Data rows:
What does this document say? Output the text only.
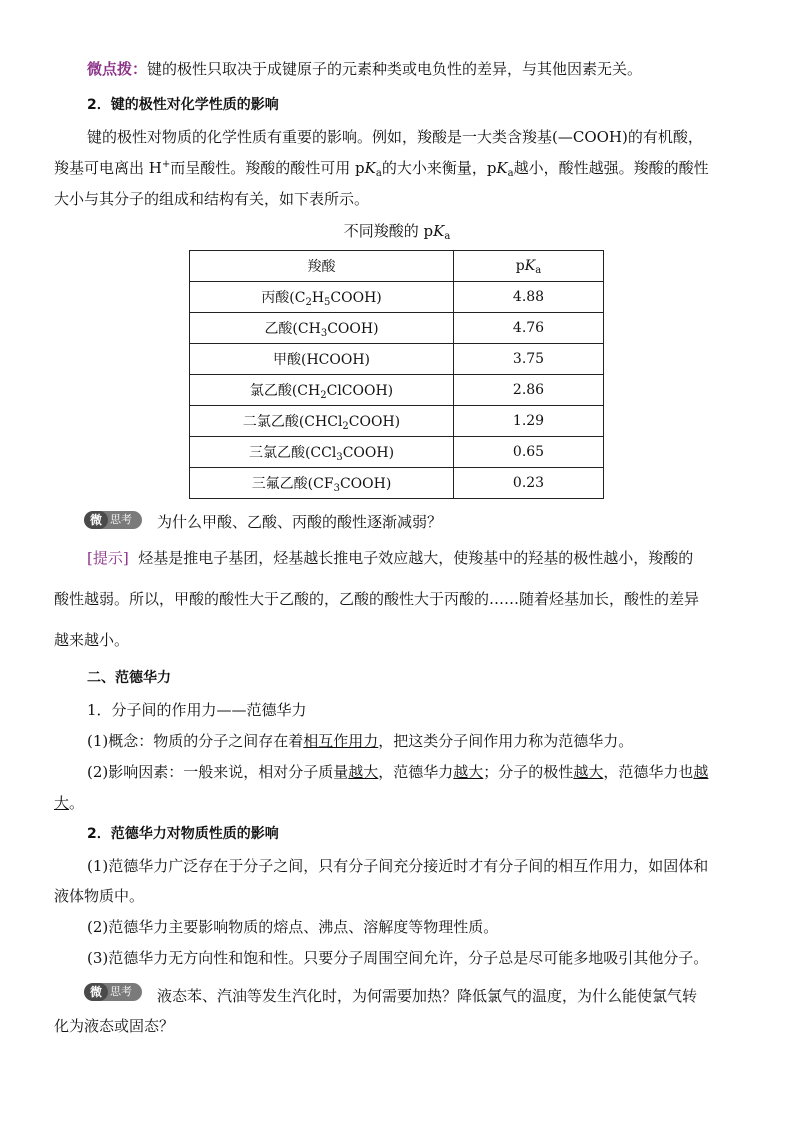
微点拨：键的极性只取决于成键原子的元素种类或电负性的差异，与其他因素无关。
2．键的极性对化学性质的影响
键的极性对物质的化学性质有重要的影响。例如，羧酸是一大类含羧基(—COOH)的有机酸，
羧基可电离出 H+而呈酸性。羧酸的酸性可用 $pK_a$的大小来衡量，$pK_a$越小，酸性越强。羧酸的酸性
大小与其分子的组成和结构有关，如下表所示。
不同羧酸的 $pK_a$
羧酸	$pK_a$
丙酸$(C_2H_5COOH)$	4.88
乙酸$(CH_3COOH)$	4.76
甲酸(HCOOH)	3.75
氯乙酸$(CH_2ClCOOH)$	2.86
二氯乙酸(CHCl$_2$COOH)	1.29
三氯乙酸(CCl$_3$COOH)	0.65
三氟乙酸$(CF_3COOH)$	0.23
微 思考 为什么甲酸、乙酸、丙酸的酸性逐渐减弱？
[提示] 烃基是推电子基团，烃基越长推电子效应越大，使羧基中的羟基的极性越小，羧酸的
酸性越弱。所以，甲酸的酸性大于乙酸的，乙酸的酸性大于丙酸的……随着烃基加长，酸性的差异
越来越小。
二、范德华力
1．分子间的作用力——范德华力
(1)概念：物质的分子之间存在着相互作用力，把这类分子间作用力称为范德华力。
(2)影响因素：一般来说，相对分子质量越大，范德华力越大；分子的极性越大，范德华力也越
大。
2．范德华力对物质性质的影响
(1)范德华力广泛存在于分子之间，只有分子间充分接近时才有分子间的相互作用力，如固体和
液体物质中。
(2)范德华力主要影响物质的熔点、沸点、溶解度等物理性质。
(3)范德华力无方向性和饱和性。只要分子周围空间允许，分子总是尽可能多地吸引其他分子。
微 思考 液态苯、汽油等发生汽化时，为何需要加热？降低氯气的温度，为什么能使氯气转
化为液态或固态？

What this task involves: Without including the pictures, return each record above exactly as it stands.

Response to the exercise:
What does this document say? Output the text only.
微点拨：键的极性只取决于成键原子的元素种类或电负性的差异，与其他因素无关。
2．键的极性对化学性质的影响
键的极性对物质的化学性质有重要的影响。例如，羧酸是一大类含羧基(—COOH)的有机酸，
羧基可电离出 H+而呈酸性。羧酸的酸性可用 $pK_a$的大小来衡量，$pK_a$越小，酸性越强。羧酸的酸性
大小与其分子的组成和结构有关，如下表所示。
不同羧酸的 $pK_a$
羧酸	$pK_a$
丙酸$(C_2H_5COOH)$	4.88
乙酸$(CH_3COOH)$	4.76
甲酸(HCOOH)	3.75
氯乙酸$(CH_2ClCOOH)$	2.86
二氯乙酸(CHCl$_2$COOH)	1.29
三氯乙酸(CCl$_3$COOH)	0.65
三氟乙酸$(CF_3COOH)$	0.23
微 思考 为什么甲酸、乙酸、丙酸的酸性逐渐减弱？
[提示] 烃基是推电子基团，烃基越长推电子效应越大，使羧基中的羟基的极性越小，羧酸的
酸性越弱。所以，甲酸的酸性大于乙酸的，乙酸的酸性大于丙酸的……随着烃基加长，酸性的差异
越来越小。
二、范德华力
1．分子间的作用力——范德华力
(1)概念：物质的分子之间存在着相互作用力，把这类分子间作用力称为范德华力。
(2)影响因素：一般来说，相对分子质量越大，范德华力越大；分子的极性越大，范德华力也越
大。
2．范德华力对物质性质的影响
(1)范德华力广泛存在于分子之间，只有分子间充分接近时才有分子间的相互作用力，如固体和
液体物质中。
(2)范德华力主要影响物质的熔点、沸点、溶解度等物理性质。
(3)范德华力无方向性和饱和性。只要分子周围空间允许，分子总是尽可能多地吸引其他分子。
微 思考 液态苯、汽油等发生汽化时，为何需要加热？降低氯气的温度，为什么能使氯气转
化为液态或固态？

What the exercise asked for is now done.